- Exercise A:
From the Jindo DistCp page below, list every storage system it names as one that Jindo DistCp supports full data copy among.

Passage given start

All Products
Search
Document Center

E-MapReduce:Use Jindo DistCp

Last Updated:Jun 01, 2023

This topic describes how to use Jindo DistCp.

What is Jindo DistCp?

Jindo DistCp is a distributed copy tool developed by the Alibaba Cloud data lake storage team to copy files within or between large-scale clusters. Jindo DistCp uses MapReduce to distribute files, handle errors, and recover data. Files and directories are used as the input for map tasks. Each task copies part of the files and directories in the input list. Jindo DistCp supports full data copy among Hadoop Distributed File System (HDFS), OSS-HDFS, Object Storage Service (OSS), and Amazon Simple Storage Service (Amazon S3). Jindo DistCp also provides various copy parameters and copy policies. When you use Jindo DistCp to copy data from HDFS to OSS-HDFS, you can use a custom CopyCommitter to copy files without renaming files. This ensures that copies are consistent with the source files. Jindo DistCp supports all features provided by Amazon S3 DistCp and HDFS DistCp. Compared with HDFS DistCp, Jindo DistCp significantly improves the efficiency, stability, and security of data copying.

Environment requirements

  • You need to install Java Development Kit (JDK) 1.8.0.

  • If you use Hadoop 2.3 or later, you need to download the latest JAR package of Jindo DistCp. You can download the latest jindosdk-${version}.tar.gz package from the link provided in the Download JindoData topic, extract the downloaded package, and then find the jindo-distcp-tool-x.x.x.jar package in the /tools folder.

    Note

    Jindo DistCp is deployed in clusters of E-MapReduce (EMR) V5.6.0 or a later minor version and clusters of EMR V3.40.0 or a later minor version. You can find the jindo-distcp-tool-x.x.x.jar package in the /opt/apps/JINDOSDK/jindosdk-current/tools directory.

Parameters

Jindo DistCp provides a JAR package. You can use the hadoop jar command with a series of parameters to copy files.

Passage given end
Input rows start

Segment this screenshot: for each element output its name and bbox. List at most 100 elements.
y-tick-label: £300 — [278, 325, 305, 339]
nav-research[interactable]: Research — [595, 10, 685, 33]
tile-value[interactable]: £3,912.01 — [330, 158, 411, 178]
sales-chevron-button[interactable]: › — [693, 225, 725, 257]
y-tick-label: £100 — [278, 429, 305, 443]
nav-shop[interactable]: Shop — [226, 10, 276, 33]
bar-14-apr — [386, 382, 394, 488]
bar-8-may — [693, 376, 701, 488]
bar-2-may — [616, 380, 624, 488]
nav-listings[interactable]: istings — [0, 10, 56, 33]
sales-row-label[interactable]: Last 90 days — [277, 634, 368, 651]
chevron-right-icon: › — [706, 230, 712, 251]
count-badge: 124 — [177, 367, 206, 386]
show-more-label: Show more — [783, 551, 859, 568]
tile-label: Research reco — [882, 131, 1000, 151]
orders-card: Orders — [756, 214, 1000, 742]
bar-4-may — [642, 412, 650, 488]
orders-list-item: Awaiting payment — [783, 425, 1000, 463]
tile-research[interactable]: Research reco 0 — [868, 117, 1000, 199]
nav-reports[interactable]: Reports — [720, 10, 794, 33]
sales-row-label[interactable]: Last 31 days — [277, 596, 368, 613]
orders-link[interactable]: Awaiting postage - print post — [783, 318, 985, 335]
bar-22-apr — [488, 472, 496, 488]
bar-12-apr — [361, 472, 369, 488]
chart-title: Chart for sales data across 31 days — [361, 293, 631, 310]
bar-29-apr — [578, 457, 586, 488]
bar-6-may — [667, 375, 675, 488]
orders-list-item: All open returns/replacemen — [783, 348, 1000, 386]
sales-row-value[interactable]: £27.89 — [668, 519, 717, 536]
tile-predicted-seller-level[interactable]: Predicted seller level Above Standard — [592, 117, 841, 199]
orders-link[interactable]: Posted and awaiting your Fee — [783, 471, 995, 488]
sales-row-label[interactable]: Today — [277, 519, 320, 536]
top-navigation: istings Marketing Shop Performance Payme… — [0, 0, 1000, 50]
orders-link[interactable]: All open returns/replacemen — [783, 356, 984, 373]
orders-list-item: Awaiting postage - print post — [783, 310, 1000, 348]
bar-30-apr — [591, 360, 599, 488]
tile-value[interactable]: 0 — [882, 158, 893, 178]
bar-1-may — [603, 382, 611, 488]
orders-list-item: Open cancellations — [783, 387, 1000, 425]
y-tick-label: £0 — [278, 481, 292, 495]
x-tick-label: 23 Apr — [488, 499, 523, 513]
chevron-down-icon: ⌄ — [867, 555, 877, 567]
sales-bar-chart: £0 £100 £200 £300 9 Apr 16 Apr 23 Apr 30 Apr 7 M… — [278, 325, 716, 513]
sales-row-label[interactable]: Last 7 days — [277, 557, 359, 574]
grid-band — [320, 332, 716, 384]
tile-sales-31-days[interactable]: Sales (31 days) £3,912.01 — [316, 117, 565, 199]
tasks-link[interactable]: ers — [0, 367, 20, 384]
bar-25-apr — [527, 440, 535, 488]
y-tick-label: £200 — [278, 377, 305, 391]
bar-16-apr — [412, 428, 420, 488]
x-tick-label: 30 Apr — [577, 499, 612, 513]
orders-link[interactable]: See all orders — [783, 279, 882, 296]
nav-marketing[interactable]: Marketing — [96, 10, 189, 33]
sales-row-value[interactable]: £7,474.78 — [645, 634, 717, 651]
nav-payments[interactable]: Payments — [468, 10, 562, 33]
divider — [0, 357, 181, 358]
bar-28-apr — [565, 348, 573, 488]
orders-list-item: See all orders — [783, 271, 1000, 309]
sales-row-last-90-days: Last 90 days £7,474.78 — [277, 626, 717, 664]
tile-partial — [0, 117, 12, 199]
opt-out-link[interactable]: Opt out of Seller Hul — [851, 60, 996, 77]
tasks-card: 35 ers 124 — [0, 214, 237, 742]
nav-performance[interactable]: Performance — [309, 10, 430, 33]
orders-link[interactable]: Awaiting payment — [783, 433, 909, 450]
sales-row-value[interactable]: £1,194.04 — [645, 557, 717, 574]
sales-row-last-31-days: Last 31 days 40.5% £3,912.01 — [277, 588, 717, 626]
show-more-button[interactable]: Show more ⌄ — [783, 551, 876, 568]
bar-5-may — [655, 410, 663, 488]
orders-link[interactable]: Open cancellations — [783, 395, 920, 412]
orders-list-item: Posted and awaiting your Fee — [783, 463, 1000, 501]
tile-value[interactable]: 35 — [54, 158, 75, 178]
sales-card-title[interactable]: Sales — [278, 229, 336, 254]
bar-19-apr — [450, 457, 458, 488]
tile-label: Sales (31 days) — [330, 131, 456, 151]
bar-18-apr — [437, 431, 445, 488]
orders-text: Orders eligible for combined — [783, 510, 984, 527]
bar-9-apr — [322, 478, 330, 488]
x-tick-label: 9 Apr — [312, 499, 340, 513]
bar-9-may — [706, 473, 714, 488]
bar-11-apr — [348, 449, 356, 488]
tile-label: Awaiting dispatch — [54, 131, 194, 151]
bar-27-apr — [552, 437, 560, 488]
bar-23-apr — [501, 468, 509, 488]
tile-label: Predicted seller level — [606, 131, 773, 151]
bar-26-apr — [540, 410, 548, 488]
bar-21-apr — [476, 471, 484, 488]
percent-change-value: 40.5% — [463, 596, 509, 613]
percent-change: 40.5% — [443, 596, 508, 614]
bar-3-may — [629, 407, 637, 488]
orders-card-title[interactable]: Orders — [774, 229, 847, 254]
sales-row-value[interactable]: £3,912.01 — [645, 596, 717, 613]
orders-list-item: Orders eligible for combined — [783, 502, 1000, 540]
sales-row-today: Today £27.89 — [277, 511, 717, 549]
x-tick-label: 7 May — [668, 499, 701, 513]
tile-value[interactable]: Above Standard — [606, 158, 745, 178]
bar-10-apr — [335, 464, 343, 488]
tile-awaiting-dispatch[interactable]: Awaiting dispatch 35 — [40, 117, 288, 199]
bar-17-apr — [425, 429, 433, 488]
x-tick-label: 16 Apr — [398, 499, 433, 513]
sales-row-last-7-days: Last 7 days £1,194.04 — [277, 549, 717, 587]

Input rows end

- Exercise B:
Report every line of the records above that contains the string "your". Case counts.

- Answer A:
- Hadoop Distributed File System (HDFS)
- OSS-HDFS
- Object Storage Service (OSS)
- Amazon Simple Storage Service (Amazon S3)

- Answer B:
orders-link[interactable]: Posted and awaiting your Fee — [783, 471, 995, 488]
orders-list-item: Posted and awaiting your Fee — [783, 463, 1000, 501]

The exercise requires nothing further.